What is being asked =>
Return all lines below containing the word "cuántos".

[Dataset items]
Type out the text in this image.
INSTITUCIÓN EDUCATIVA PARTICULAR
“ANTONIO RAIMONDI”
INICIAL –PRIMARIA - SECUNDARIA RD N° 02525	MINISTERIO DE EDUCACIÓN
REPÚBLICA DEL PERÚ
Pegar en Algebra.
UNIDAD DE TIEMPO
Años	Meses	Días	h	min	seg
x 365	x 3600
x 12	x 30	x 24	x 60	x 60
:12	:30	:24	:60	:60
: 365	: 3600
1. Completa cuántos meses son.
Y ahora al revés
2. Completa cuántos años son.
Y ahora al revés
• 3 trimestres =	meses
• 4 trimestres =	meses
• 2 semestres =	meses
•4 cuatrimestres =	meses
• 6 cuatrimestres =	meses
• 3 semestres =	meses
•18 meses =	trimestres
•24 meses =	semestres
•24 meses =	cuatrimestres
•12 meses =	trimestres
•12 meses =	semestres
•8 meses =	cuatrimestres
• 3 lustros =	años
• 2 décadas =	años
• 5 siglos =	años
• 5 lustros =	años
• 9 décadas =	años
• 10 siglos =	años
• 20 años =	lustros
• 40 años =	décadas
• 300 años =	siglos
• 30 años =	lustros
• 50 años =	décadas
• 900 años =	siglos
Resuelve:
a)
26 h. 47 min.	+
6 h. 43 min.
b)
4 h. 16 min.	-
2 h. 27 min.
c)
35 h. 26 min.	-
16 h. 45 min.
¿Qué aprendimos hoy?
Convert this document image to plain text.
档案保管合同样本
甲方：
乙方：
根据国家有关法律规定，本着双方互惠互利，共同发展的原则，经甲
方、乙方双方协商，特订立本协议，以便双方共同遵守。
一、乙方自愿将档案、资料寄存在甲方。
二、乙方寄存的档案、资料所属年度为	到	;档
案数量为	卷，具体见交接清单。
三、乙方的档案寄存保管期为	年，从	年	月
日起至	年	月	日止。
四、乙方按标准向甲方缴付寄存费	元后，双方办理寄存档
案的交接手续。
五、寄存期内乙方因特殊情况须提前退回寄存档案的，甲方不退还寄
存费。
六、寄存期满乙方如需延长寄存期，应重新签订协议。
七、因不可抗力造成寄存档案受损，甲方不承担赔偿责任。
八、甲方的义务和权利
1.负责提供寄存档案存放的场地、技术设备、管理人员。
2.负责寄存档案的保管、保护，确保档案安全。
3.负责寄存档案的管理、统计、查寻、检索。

Task response =>
1. Completa cuántos meses son.
2. Completa cuántos años son.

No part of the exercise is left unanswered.